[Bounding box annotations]
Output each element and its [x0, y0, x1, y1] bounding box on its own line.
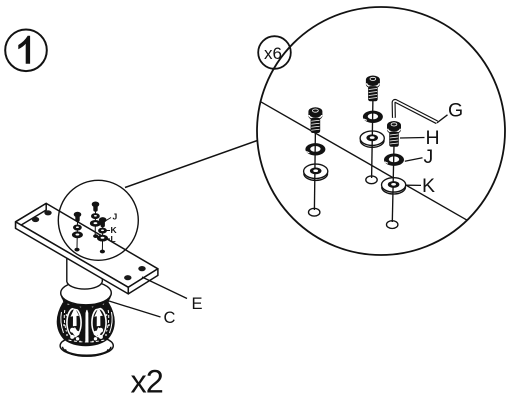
plate hole (right near): [124, 275, 131, 280]
svg-text:J: J: [113, 212, 118, 222]
step number 1: [18, 36, 30, 64]
svg-text:K: K: [422, 175, 435, 197]
leg C : stem cylinder: [67, 256, 103, 289]
plate hole (right far): [138, 266, 145, 271]
svg-text:x2: x2: [131, 364, 163, 400]
step number circle: [5, 30, 47, 72]
magnified hardware stacks: [304, 76, 406, 229]
barrel carving: right white panel: [91, 308, 107, 338]
svg-text:E: E: [192, 295, 203, 313]
plate hole (left far): [44, 210, 51, 215]
leader line from detail circle to magnified circle: [125, 141, 257, 188]
mini stack 2: [94, 211, 96, 235]
plate E : front face: [16, 222, 129, 294]
barrel carving: left plume arrow: [71, 308, 80, 327]
barrel carving: center stripe: [70, 308, 103, 343]
barrel speckles: [63, 306, 110, 343]
magnified detail circle: [257, 7, 505, 255]
allen key G: [394, 101, 437, 122]
x6 quantity circle: [258, 36, 291, 69]
leg C : collar: [61, 281, 112, 309]
barrel carving: right plume arrow: [94, 308, 103, 327]
plate hole (left near): [32, 217, 39, 222]
plate edge inside magnified circle: [261, 102, 468, 221]
svg-text:C: C: [164, 309, 176, 327]
plate E : right end face: [128, 269, 158, 294]
svg-text:J: J: [424, 146, 434, 168]
barrel highlight arcs: [61, 302, 112, 342]
mini stack 3: [101, 226, 103, 250]
small detail circle on plate: [58, 180, 138, 260]
bracket plate E : top face: [16, 203, 158, 294]
leg C : base ring: [60, 336, 113, 357]
mini stack 1: [76, 221, 79, 249]
barrel carving: left white panel: [66, 308, 107, 338]
plate E : left end face: [16, 203, 47, 228]
svg-text:G: G: [448, 99, 463, 121]
svg-text:L: L: [111, 234, 116, 244]
leg C : barrel body (dark carved): [57, 297, 114, 345]
miniature hardware stacks inside detail circle: [72, 202, 107, 253]
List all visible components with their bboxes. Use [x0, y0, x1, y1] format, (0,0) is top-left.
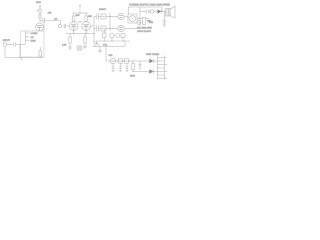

*The problem*: Rewrite all of the lines above, replacing "top-left" with "upper-left corner" and keeping everything else the same. Leave the pictures out.

*Answer below*:
Output each element and its [x0, y0, x1, y1] bounding box on its own line.
plate hole (right near): [124, 275, 131, 280]
svg-text:J: J: [113, 212, 118, 222]
step number 1: [18, 36, 30, 64]
svg-text:K: K: [422, 175, 435, 197]
leg C : stem cylinder: [67, 256, 103, 289]
plate hole (right far): [138, 266, 145, 271]
svg-text:x2: x2: [131, 364, 163, 400]
step number circle: [5, 30, 47, 72]
magnified hardware stacks: [304, 76, 406, 229]
barrel carving: right white panel: [91, 308, 107, 338]
svg-text:E: E: [192, 295, 203, 313]
plate hole (left far): [44, 210, 51, 215]
leader line from detail circle to magnified circle: [125, 141, 257, 188]
mini stack 2: [94, 211, 96, 235]
plate E : front face: [16, 222, 129, 294]
barrel carving: left plume arrow: [71, 308, 80, 327]
barrel carving: center stripe: [70, 308, 103, 343]
barrel speckles: [63, 306, 110, 343]
magnified detail circle: [257, 7, 505, 255]
allen key G: [394, 101, 437, 122]
x6 quantity circle: [258, 36, 291, 69]
leg C : collar: [61, 281, 112, 309]
barrel carving: right plume arrow: [94, 308, 103, 327]
plate hole (left near): [32, 217, 39, 222]
plate edge inside magnified circle: [261, 102, 468, 221]
svg-text:C: C: [164, 309, 176, 327]
plate E : right end face: [128, 269, 158, 294]
svg-text:J: J: [424, 146, 434, 168]
barrel highlight arcs: [61, 302, 112, 342]
mini stack 3: [101, 226, 103, 250]
small detail circle on plate: [58, 180, 138, 260]
bracket plate E : top face: [16, 203, 158, 294]
leg C : base ring: [60, 336, 113, 357]
mini stack 1: [76, 221, 79, 249]
barrel carving: left white panel: [66, 308, 107, 338]
plate E : left end face: [16, 203, 47, 228]
svg-text:G: G: [448, 99, 463, 121]
svg-text:L: L: [111, 234, 116, 244]
leg C : barrel body (dark carved): [57, 297, 114, 345]
miniature hardware stacks inside detail circle: [72, 202, 107, 253]
List all visible components with their bboxes. Use [x0, y0, x1, y1] format, (0,0) is upper-left corner.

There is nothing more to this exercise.